__Exercise details__.
Write out the full set of records below exactly.

__Material to process__.
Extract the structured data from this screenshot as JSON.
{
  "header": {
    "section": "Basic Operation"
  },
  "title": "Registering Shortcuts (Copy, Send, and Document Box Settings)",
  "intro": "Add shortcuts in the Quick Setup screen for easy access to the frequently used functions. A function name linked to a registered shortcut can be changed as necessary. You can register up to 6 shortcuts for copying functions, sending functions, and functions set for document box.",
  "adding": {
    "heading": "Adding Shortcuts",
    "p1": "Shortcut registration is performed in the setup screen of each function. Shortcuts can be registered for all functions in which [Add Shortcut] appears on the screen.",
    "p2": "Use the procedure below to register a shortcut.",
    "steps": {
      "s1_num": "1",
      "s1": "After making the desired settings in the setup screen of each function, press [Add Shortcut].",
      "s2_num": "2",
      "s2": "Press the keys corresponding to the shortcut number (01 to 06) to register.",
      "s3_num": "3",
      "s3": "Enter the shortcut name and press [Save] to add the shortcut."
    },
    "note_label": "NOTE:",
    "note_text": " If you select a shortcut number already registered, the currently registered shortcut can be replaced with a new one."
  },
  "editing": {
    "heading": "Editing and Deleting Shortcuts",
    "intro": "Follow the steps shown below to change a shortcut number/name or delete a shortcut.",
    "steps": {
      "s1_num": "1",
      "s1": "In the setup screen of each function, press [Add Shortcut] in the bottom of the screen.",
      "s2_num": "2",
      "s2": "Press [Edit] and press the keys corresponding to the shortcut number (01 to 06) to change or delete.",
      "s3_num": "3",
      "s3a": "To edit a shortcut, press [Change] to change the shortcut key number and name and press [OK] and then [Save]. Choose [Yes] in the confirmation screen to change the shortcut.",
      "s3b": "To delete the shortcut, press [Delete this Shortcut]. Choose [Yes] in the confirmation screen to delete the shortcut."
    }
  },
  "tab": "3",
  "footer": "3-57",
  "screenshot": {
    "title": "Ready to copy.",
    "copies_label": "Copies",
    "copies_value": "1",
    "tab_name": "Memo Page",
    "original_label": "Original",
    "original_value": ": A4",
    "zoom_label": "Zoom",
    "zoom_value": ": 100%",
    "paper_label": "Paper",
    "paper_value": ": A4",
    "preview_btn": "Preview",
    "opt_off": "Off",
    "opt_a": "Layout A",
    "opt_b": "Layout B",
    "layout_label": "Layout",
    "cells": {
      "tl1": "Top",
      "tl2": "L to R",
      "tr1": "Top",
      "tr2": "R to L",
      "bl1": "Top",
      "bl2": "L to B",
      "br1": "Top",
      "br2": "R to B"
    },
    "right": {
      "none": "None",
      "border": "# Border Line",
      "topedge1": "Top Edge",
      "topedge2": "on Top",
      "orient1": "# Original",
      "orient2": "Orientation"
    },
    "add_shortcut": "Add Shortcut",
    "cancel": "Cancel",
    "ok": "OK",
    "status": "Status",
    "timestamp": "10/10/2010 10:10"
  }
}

__Result of this task__.
Extract the structured data from this screenshot as JSON.
{
  "header": {
    "section": "Basic Operation"
  },
  "title": "Registering Shortcuts (Copy, Send, and Document Box Settings)",
  "intro": "Add shortcuts in the Quick Setup screen for easy access to the frequently used functions. A function name linked to a registered shortcut can be changed as necessary. You can register up to 6 shortcuts for copying functions, sending functions, and functions set for document box.",
  "adding": {
    "heading": "Adding Shortcuts",
    "p1": "Shortcut registration is performed in the setup screen of each function. Shortcuts can be registered for all functions in which [Add Shortcut] appears on the screen.",
    "p2": "Use the procedure below to register a shortcut.",
    "steps": {
      "s1_num": "1",
      "s1": "After making the desired settings in the setup screen of each function, press [Add Shortcut].",
      "s2_num": "2",
      "s2": "Press the keys corresponding to the shortcut number (01 to 06) to register.",
      "s3_num": "3",
      "s3": "Enter the shortcut name and press [Save] to add the shortcut."
    },
    "note_label": "NOTE:",
    "note_text": " If you select a shortcut number already registered, the currently registered shortcut can be replaced with a new one."
  },
  "editing": {
    "heading": "Editing and Deleting Shortcuts",
    "intro": "Follow the steps shown below to change a shortcut number/name or delete a shortcut.",
    "steps": {
      "s1_num": "1",
      "s1": "In the setup screen of each function, press [Add Shortcut] in the bottom of the screen.",
      "s2_num": "2",
      "s2": "Press [Edit] and press the keys corresponding to the shortcut number (01 to 06) to change or delete.",
      "s3_num": "3",
      "s3a": "To edit a shortcut, press [Change] to change the shortcut key number and name and press [OK] and then [Save]. Choose [Yes] in the confirmation screen to change the shortcut.",
      "s3b": "To delete the shortcut, press [Delete this Shortcut]. Choose [Yes] in the confirmation screen to delete the shortcut."
    }
  },
  "tab": "3",
  "footer": "3-57",
  "screenshot": {
    "title": "Ready to copy.",
    "copies_label": "Copies",
    "copies_value": "1",
    "tab_name": "Memo Page",
    "original_label": "Original",
    "original_value": ": A4",
    "zoom_label": "Zoom",
    "zoom_value": ": 100%",
    "paper_label": "Paper",
    "paper_value": ": A4",
    "preview_btn": "Preview",
    "opt_off": "Off",
    "opt_a": "Layout A",
    "opt_b": "Layout B",
    "layout_label": "Layout",
    "cells": {
      "tl1": "Top",
      "tl2": "L to R",
      "tr1": "Top",
      "tr2": "R to L",
      "bl1": "Top",
      "bl2": "L to B",
      "br1": "Top",
      "br2": "R to B"
    },
    "right": {
      "none": "None",
      "border": "# Border Line",
      "topedge1": "Top Edge",
      "topedge2": "on Top",
      "orient1": "# Original",
      "orient2": "Orientation"
    },
    "add_shortcut": "Add Shortcut",
    "cancel": "Cancel",
    "ok": "OK",
    "status": "Status",
    "timestamp": "10/10/2010 10:10"
  }
}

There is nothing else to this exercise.